* _Your task_
Pull out from the material below all lines with "JSON".

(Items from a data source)
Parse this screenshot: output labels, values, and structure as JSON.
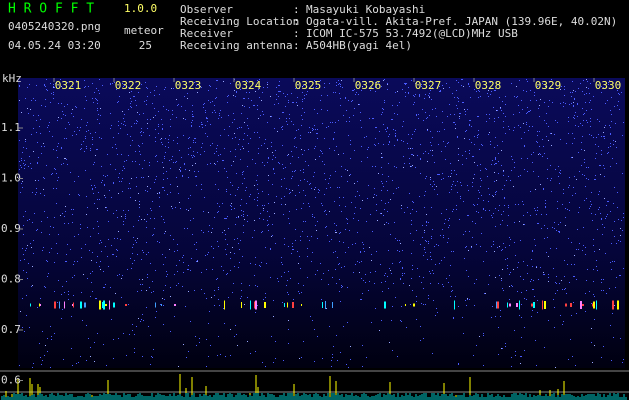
{
  "header": {
    "app": "H R O F F T",
    "version": "1.0.0",
    "file": "0405240320.png",
    "datetime": "04.05.24 03:20",
    "meteor_label": "meteor",
    "meteor_count": "25"
  },
  "info": [
    {
      "label": "Observer",
      "sep": ":",
      "value": "Masayuki Kobayashi"
    },
    {
      "label": "Receiving Location",
      "sep": ":",
      "value": "Ogata-vill. Akita-Pref. JAPAN (139.96E, 40.02N)"
    },
    {
      "label": "Receiver",
      "sep": ":",
      "value": "ICOM IC-575 53.7492(@LCD)MHz USB"
    },
    {
      "label": "Receiving antenna",
      "sep": ":",
      "value": "A504HB(yagi 4el)"
    }
  ],
  "spectrogram": {
    "unit": "kHz",
    "time_labels": [
      "0321",
      "0322",
      "0323",
      "0324",
      "0325",
      "0326",
      "0327",
      "0328",
      "0329",
      "0330"
    ],
    "freq_labels": [
      "1.1",
      "1.0",
      "0.9",
      "0.8",
      "0.7",
      "0.6"
    ]
  }
}
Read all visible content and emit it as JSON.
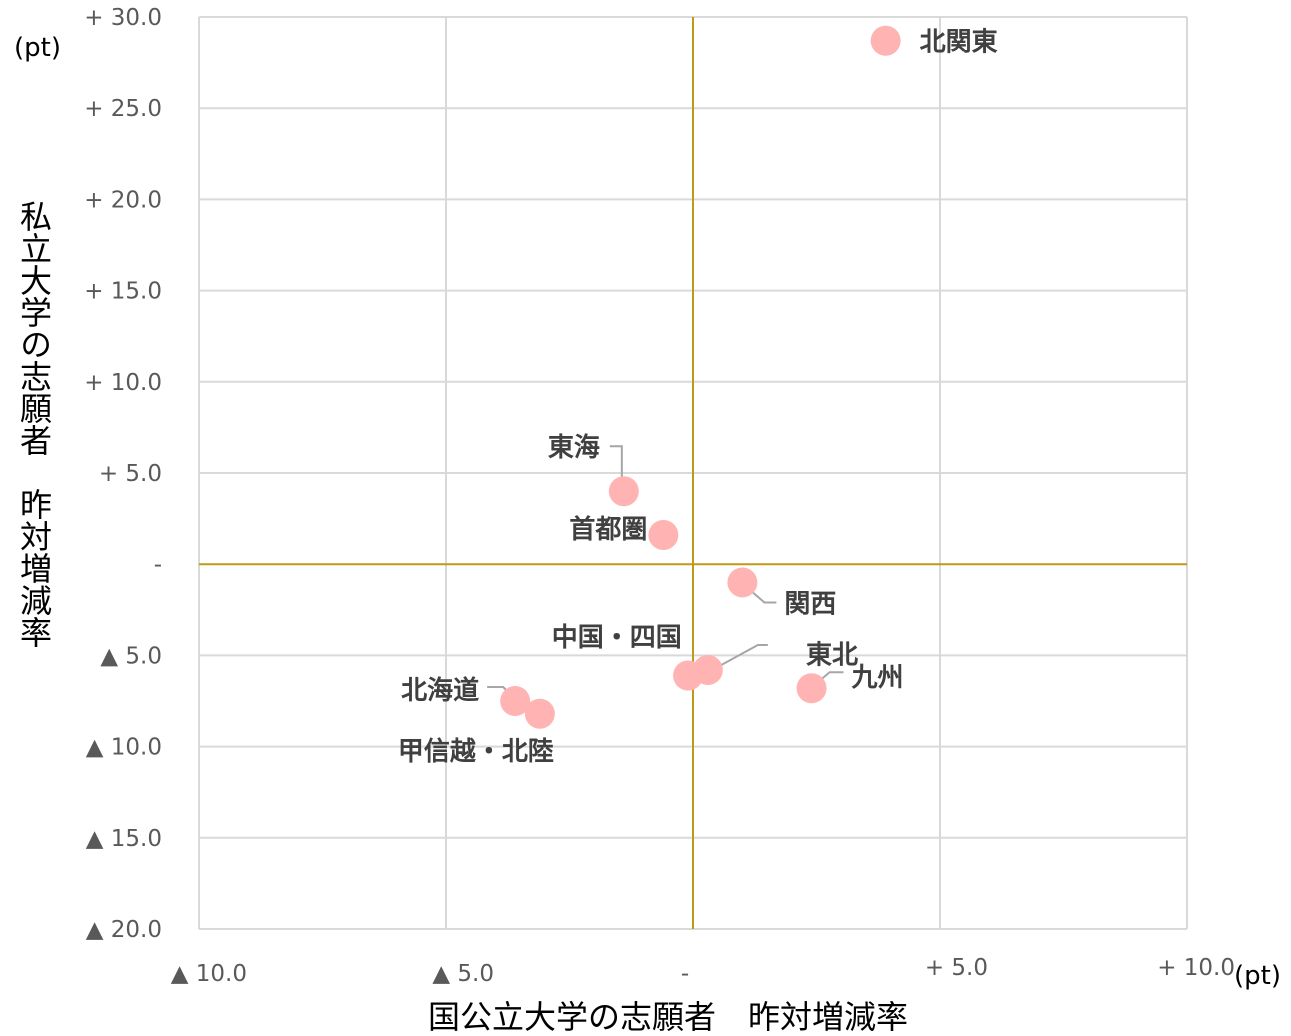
{
  "chart_data": {
    "type": "scatter",
    "xlabel": "国公立大学の志願者　昨対増減率",
    "ylabel": "私立大学の志願者　昨対増減率",
    "x_unit": "(pt)",
    "y_unit": "(pt)",
    "xlim": [
      -10,
      10
    ],
    "ylim": [
      -20,
      30
    ],
    "x_ticks": [
      {
        "value": -10,
        "label": "▲ 10.0"
      },
      {
        "value": -5,
        "label": "▲ 5.0"
      },
      {
        "value": 0,
        "label": "-"
      },
      {
        "value": 5,
        "label": "+ 5.0"
      },
      {
        "value": 10,
        "label": "+ 10.0"
      }
    ],
    "y_ticks": [
      {
        "value": 30,
        "label": "+ 30.0"
      },
      {
        "value": 25,
        "label": "+ 25.0"
      },
      {
        "value": 20,
        "label": "+ 20.0"
      },
      {
        "value": 15,
        "label": "+ 15.0"
      },
      {
        "value": 10,
        "label": "+ 10.0"
      },
      {
        "value": 5,
        "label": "+ 5.0"
      },
      {
        "value": 0,
        "label": "-"
      },
      {
        "value": -5,
        "label": "▲ 5.0"
      },
      {
        "value": -10,
        "label": "▲ 10.0"
      },
      {
        "value": -15,
        "label": "▲ 15.0"
      },
      {
        "value": -20,
        "label": "▲ 20.0"
      }
    ],
    "grid": true,
    "point_color": "#ffb3b3",
    "zero_line_color": "#c09a16",
    "grid_color": "#d9d9d9",
    "points": [
      {
        "label": "北関東",
        "x": 3.9,
        "y": 28.7
      },
      {
        "label": "東海",
        "x": -1.4,
        "y": 4.0
      },
      {
        "label": "首都圏",
        "x": -0.6,
        "y": 1.6
      },
      {
        "label": "関西",
        "x": 1.0,
        "y": -1.0
      },
      {
        "label": "中国・四国",
        "x": 0.3,
        "y": -5.8
      },
      {
        "label": "東北",
        "x": -0.1,
        "y": -6.1
      },
      {
        "label": "九州",
        "x": 2.4,
        "y": -6.8
      },
      {
        "label": "北海道",
        "x": -3.6,
        "y": -7.5
      },
      {
        "label": "甲信越・北陸",
        "x": -3.1,
        "y": -8.2
      }
    ]
  }
}
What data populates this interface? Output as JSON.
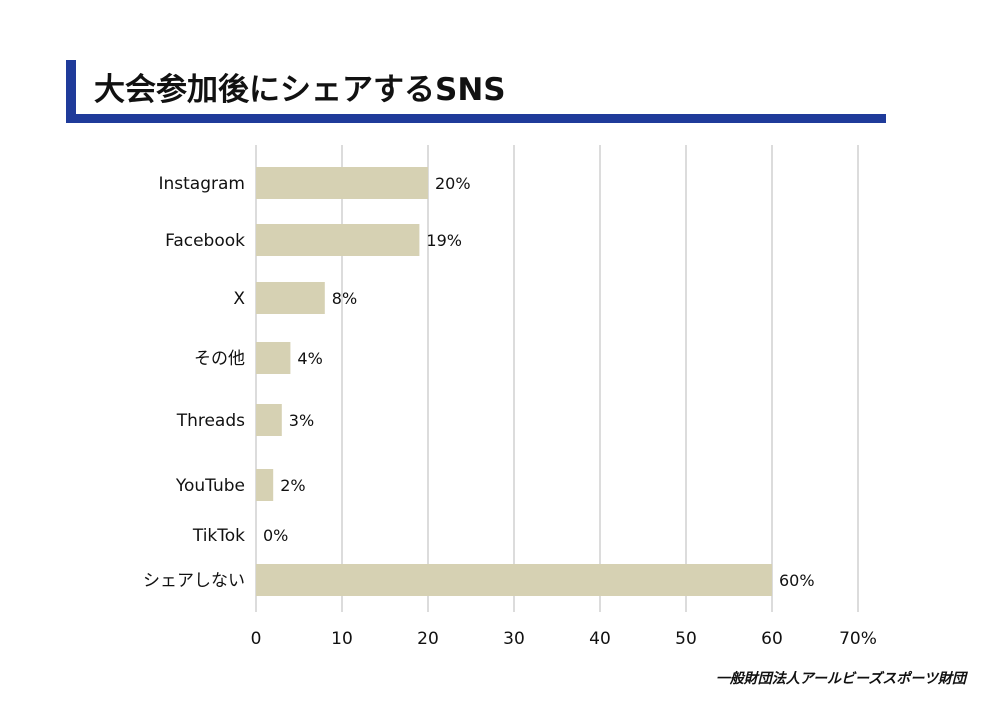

* _Correct result_
Parse this screenshot: output labels, values, and structure as JSON.
Read all visible content and emit it as JSON.
What data populates this interface? Output as JSON.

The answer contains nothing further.